:: Stored rows ::
···
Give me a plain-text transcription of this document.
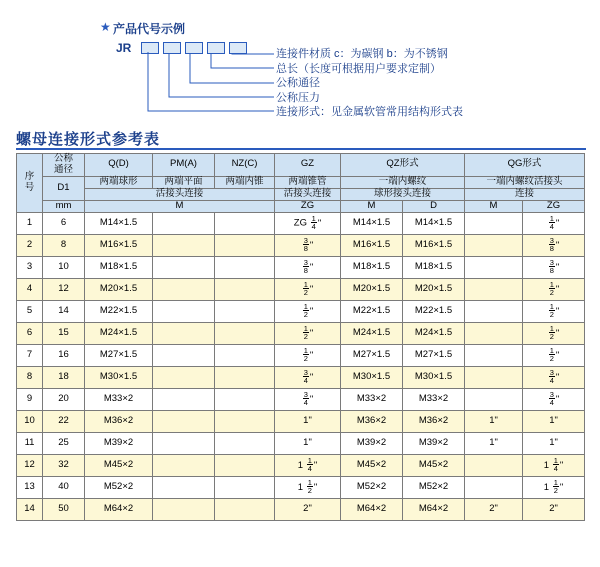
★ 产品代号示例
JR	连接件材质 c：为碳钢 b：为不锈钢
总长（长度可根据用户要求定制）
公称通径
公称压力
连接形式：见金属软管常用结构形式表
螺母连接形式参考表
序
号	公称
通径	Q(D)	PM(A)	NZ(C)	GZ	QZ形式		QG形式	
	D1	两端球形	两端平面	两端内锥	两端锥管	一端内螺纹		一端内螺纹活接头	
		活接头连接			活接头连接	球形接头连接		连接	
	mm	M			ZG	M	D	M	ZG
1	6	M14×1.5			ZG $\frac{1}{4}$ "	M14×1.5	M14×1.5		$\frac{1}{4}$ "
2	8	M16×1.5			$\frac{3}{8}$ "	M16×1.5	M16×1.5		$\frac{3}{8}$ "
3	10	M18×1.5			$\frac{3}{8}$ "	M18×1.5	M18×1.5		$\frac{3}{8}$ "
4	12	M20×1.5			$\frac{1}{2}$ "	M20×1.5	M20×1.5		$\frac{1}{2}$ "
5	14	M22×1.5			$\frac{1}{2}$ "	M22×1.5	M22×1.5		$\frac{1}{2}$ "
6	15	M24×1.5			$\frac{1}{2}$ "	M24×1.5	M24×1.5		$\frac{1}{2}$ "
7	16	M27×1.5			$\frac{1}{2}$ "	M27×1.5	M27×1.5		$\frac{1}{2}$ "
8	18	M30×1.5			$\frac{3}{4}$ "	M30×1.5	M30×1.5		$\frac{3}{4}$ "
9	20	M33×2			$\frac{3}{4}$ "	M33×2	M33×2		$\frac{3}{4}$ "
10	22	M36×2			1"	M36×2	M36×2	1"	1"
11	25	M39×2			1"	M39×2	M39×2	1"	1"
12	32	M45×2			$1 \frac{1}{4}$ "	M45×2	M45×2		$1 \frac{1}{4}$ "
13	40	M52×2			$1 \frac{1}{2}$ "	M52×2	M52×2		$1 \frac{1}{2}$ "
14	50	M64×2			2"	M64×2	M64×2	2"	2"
···
Copy each line from the data above that includes "frac".

1	6	M14×1.5			ZG $\frac{1}{4}$ "	M14×1.5	M14×1.5		$\frac{1}{4}$ "
2	8	M16×1.5			$\frac{3}{8}$ "	M16×1.5	M16×1.5		$\frac{3}{8}$ "
3	10	M18×1.5			$\frac{3}{8}$ "	M18×1.5	M18×1.5		$\frac{3}{8}$ "
4	12	M20×1.5			$\frac{1}{2}$ "	M20×1.5	M20×1.5		$\frac{1}{2}$ "
5	14	M22×1.5			$\frac{1}{2}$ "	M22×1.5	M22×1.5		$\frac{1}{2}$ "
6	15	M24×1.5			$\frac{1}{2}$ "	M24×1.5	M24×1.5		$\frac{1}{2}$ "
7	16	M27×1.5			$\frac{1}{2}$ "	M27×1.5	M27×1.5		$\frac{1}{2}$ "
8	18	M30×1.5			$\frac{3}{4}$ "	M30×1.5	M30×1.5		$\frac{3}{4}$ "
9	20	M33×2			$\frac{3}{4}$ "	M33×2	M33×2		$\frac{3}{4}$ "
12	32	M45×2			$1 \frac{1}{4}$ "	M45×2	M45×2		$1 \frac{1}{4}$ "
13	40	M52×2			$1 \frac{1}{2}$ "	M52×2	M52×2		$1 \frac{1}{2}$ "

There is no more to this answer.